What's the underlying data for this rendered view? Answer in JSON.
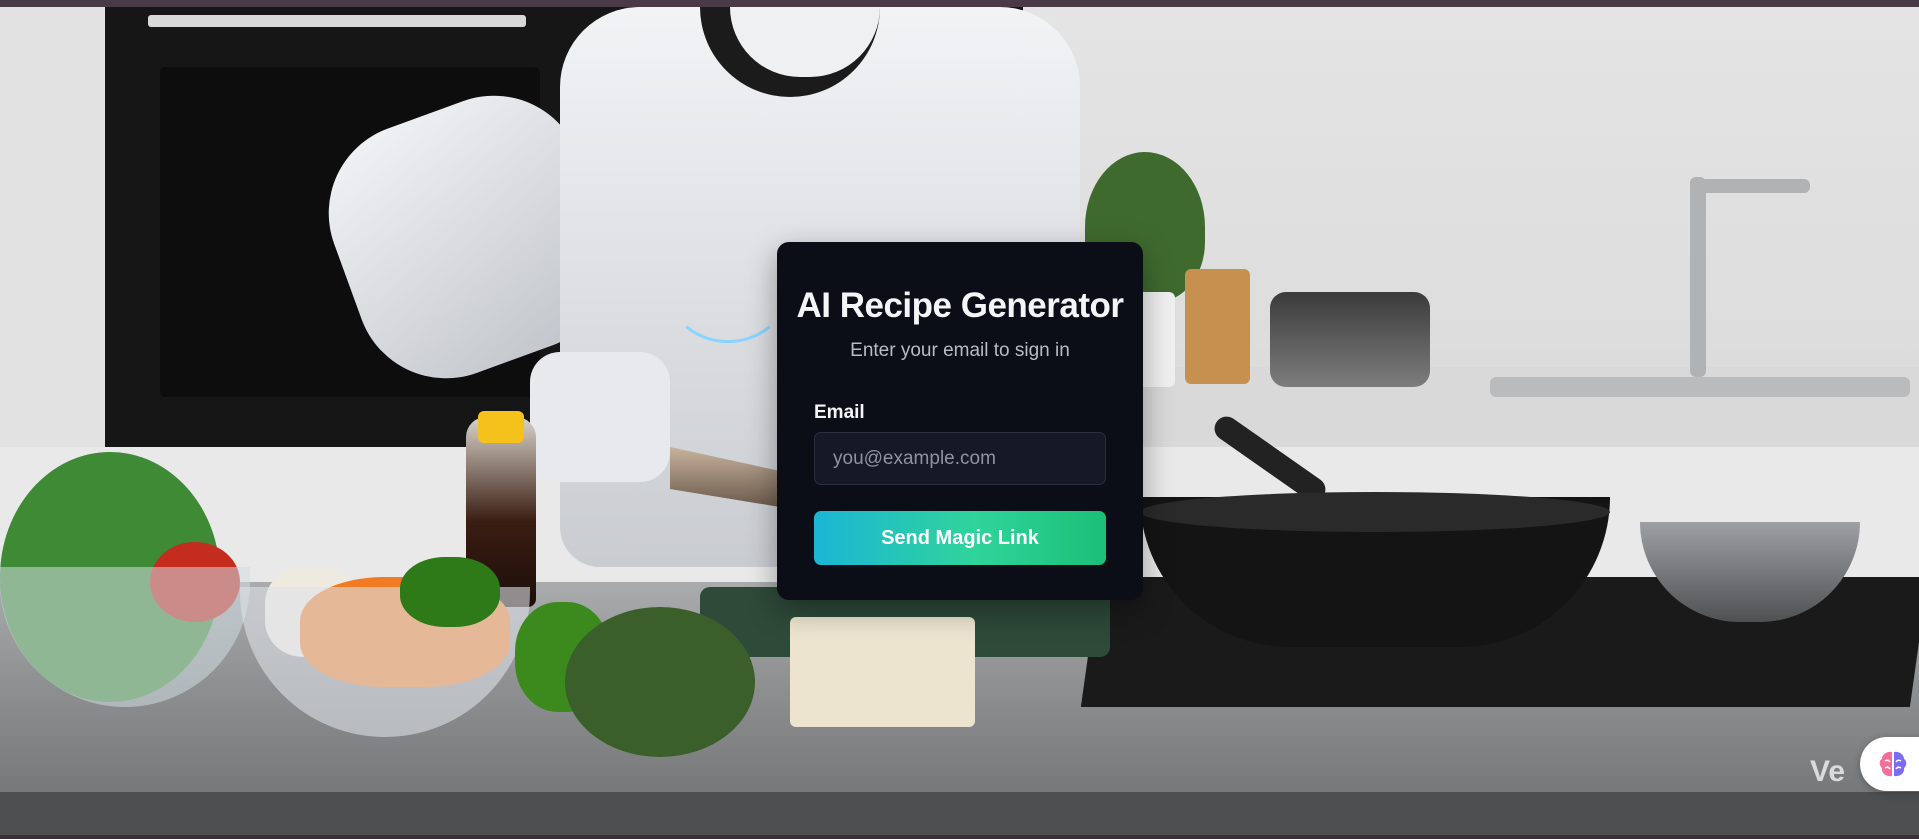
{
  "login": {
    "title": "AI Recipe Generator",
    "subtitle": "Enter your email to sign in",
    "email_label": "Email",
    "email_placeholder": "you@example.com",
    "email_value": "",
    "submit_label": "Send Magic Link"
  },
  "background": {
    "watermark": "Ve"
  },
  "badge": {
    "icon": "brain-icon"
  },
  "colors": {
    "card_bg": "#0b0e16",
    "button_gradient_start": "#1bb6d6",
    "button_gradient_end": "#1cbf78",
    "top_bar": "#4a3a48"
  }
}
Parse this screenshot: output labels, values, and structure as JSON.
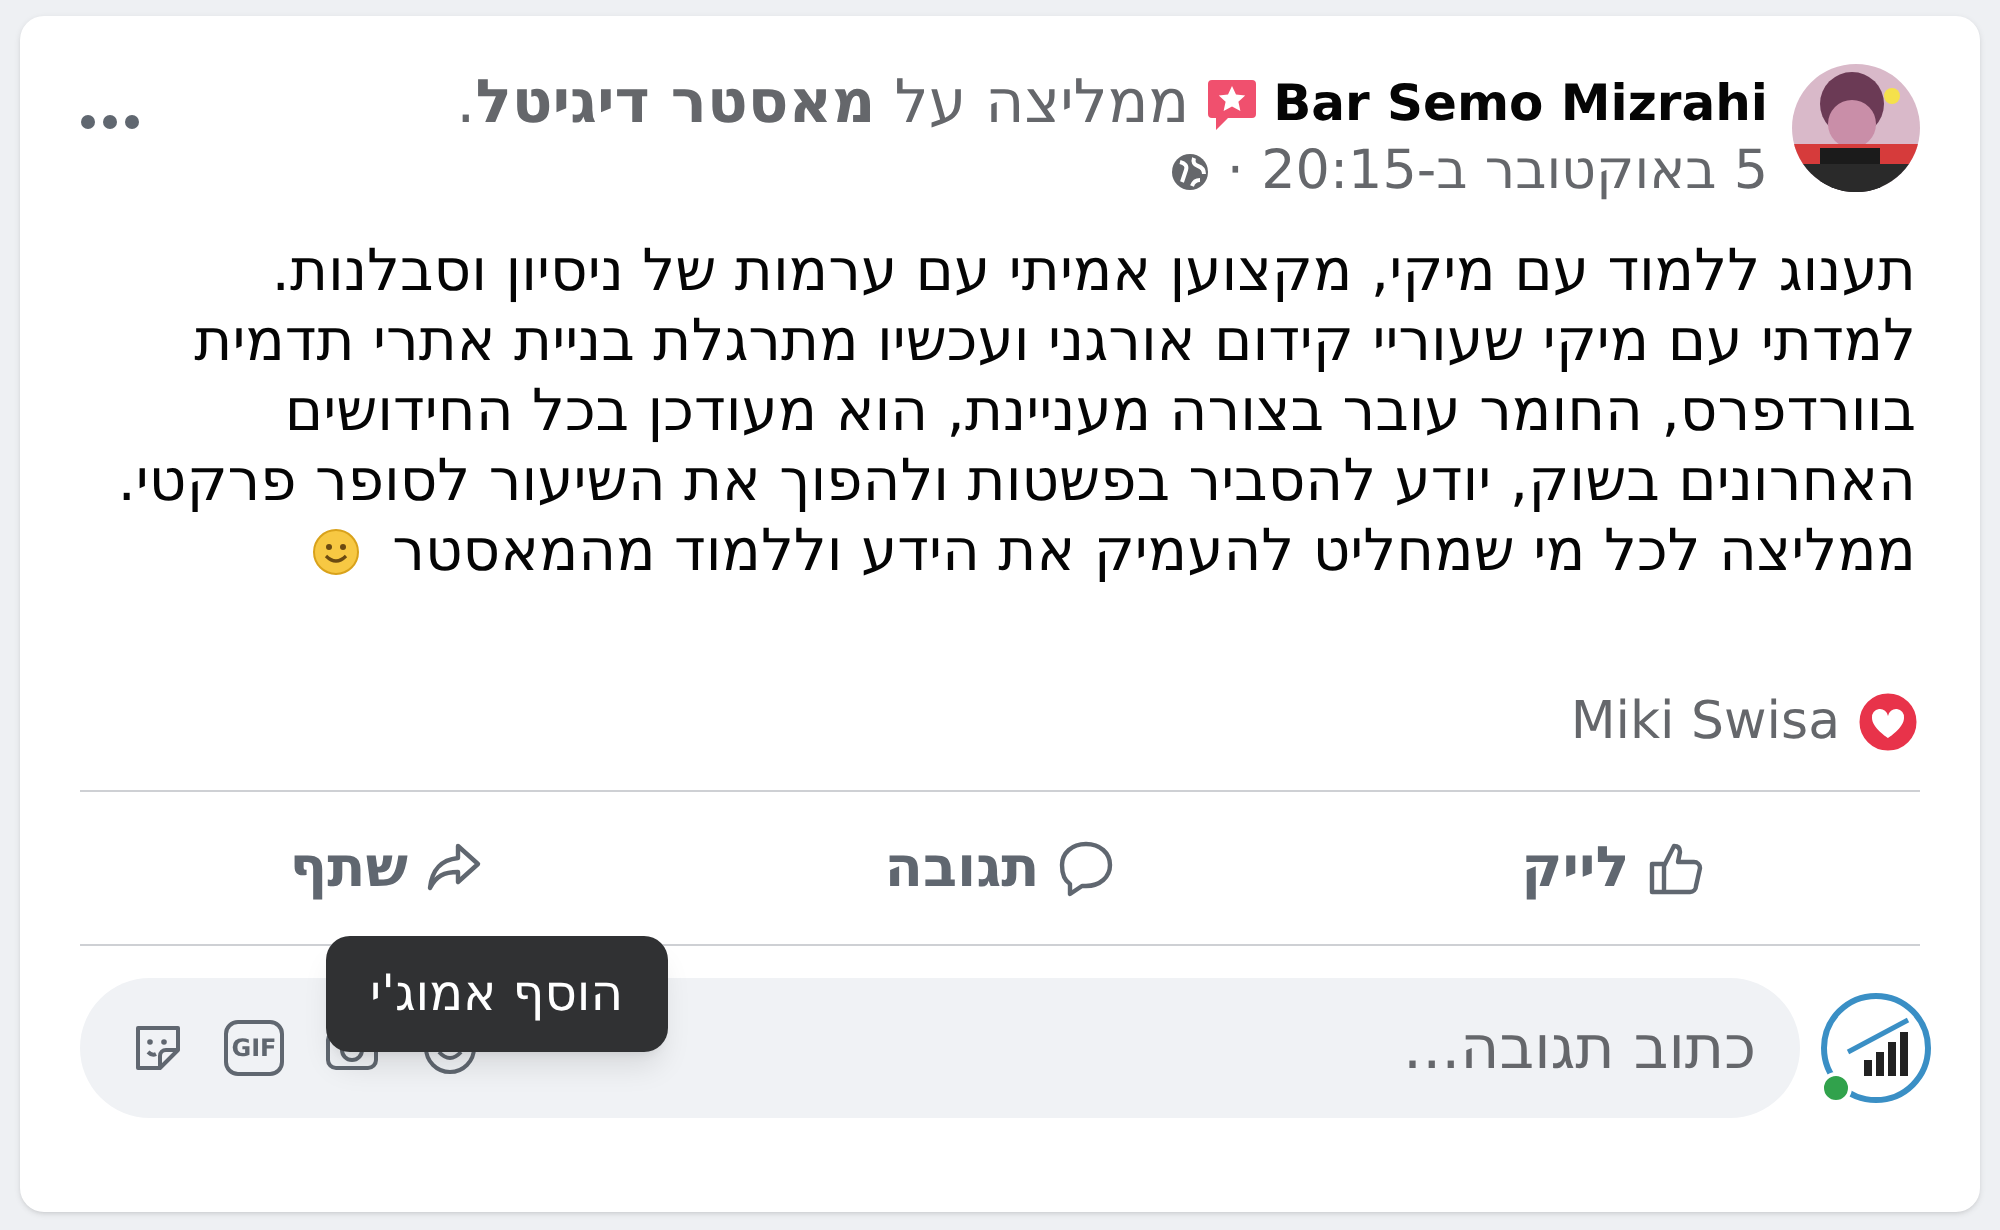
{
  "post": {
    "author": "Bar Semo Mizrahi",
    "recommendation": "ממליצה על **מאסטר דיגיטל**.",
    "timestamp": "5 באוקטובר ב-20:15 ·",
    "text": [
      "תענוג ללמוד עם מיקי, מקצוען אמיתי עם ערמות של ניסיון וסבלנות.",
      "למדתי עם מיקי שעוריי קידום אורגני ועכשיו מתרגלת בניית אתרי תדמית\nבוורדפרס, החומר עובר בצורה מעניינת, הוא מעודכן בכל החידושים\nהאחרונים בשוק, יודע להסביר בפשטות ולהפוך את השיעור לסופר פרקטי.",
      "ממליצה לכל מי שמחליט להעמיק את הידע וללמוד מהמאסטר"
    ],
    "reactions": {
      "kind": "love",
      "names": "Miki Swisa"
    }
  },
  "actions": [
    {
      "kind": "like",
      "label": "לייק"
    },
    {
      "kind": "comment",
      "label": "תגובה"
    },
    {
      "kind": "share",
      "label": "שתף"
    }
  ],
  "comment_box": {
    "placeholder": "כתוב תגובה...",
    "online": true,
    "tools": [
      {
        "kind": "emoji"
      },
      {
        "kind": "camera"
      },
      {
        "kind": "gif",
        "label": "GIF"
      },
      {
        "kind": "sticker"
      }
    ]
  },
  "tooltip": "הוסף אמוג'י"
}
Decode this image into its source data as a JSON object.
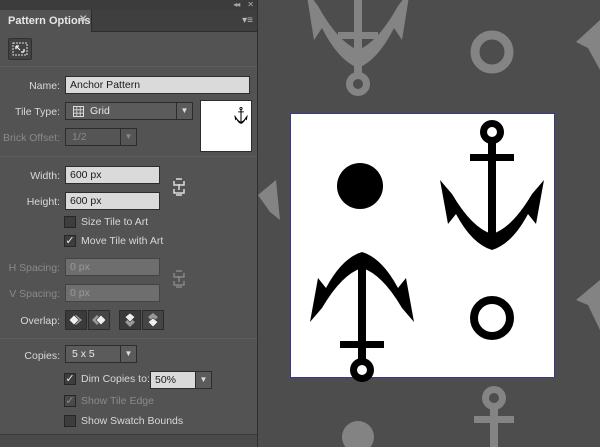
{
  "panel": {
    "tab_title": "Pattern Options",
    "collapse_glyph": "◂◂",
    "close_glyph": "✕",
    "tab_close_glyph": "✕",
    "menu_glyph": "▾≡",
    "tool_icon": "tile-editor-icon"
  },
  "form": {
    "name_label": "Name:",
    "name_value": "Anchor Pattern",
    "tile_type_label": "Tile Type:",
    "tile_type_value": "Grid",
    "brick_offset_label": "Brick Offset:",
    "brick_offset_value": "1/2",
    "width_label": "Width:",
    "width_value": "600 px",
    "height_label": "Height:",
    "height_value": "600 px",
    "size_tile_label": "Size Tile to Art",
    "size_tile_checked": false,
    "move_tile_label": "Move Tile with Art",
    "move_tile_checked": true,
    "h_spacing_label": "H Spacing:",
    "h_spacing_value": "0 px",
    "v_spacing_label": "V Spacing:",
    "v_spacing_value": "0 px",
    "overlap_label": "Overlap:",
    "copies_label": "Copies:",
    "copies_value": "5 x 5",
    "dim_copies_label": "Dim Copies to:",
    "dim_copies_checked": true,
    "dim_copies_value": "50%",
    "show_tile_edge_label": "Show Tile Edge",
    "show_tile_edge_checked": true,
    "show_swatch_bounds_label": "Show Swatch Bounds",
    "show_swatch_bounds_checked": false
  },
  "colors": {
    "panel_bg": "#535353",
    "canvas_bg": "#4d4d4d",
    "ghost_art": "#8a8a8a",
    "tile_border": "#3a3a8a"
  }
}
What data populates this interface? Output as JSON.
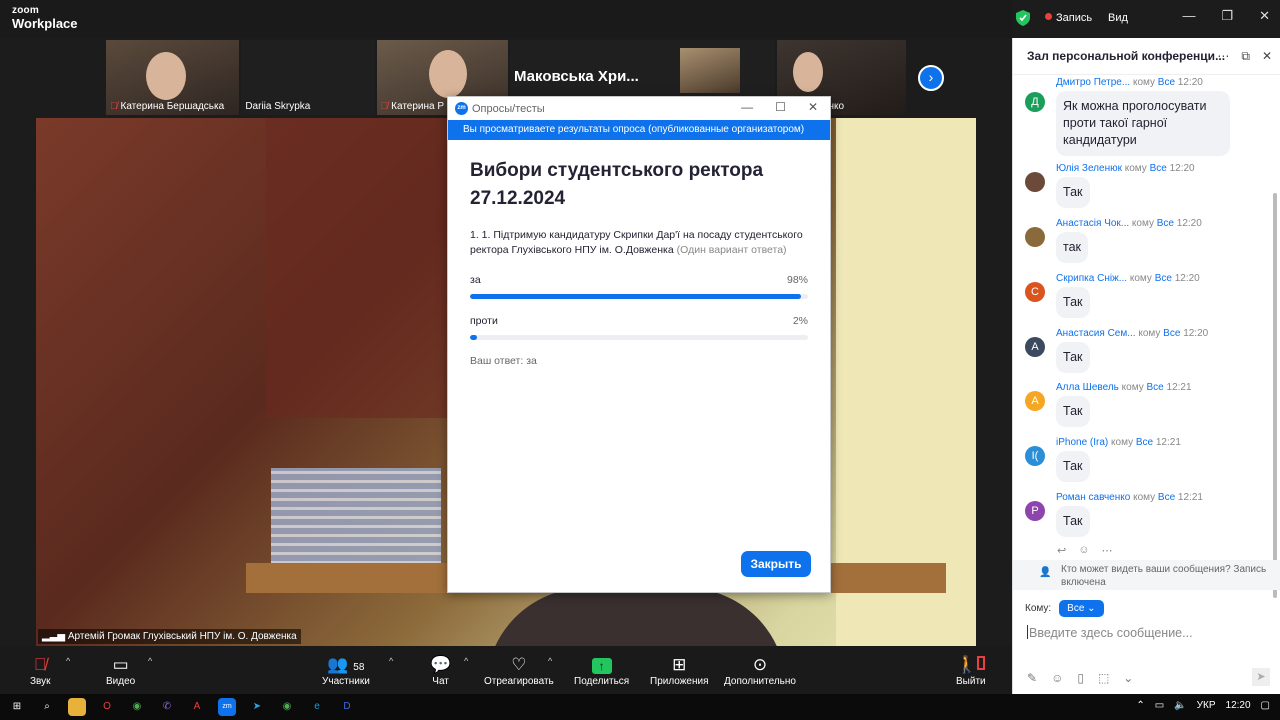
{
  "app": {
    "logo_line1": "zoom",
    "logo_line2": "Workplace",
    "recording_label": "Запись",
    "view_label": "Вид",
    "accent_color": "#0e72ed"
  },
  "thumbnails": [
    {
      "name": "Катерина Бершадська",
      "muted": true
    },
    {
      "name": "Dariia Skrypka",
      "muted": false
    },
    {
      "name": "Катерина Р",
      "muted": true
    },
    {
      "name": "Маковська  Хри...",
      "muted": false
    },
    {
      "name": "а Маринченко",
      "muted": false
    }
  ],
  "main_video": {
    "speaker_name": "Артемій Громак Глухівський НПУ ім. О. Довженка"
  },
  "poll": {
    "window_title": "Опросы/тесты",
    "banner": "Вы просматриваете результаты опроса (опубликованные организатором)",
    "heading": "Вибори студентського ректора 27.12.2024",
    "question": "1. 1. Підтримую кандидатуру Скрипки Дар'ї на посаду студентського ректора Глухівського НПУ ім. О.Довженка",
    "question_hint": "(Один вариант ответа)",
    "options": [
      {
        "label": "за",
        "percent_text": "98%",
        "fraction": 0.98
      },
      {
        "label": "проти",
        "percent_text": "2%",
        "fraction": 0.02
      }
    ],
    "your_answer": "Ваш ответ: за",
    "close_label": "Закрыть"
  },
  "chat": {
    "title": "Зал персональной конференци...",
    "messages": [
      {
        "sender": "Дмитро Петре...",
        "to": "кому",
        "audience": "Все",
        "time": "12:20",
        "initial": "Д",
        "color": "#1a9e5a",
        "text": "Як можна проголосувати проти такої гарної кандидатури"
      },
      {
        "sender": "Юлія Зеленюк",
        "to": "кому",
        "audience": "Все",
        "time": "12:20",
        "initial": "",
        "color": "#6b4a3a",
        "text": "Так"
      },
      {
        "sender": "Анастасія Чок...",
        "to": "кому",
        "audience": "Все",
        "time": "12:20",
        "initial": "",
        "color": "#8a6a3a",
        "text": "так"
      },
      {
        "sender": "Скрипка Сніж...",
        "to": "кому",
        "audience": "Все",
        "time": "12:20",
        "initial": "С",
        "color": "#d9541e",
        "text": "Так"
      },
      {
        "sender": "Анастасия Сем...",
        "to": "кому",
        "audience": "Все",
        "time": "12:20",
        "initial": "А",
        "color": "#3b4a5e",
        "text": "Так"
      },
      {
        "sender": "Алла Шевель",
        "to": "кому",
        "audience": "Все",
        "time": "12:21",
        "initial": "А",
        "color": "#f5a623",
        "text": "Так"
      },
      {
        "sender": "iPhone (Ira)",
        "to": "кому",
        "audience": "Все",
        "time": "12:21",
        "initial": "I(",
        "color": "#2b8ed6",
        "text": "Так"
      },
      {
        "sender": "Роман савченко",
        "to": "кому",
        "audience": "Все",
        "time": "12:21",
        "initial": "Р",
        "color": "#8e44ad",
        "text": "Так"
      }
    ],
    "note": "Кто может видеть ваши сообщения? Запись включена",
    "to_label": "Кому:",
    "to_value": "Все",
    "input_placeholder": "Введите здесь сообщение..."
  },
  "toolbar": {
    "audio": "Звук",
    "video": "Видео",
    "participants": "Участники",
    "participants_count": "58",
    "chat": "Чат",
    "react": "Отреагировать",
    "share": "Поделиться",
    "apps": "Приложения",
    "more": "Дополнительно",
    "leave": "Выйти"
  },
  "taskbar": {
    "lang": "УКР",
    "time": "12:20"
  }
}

============

## What the task asks
Among the lines of the data, identify those with the word "this". Copy each of them.

## Response
What's the underlying data for this rendered view? Answer in JSON.
Parse this screenshot: output labels, values, and structure as JSON.
Decode this image into its source data as a JSON object.
What data populates this interface? Output as JSON.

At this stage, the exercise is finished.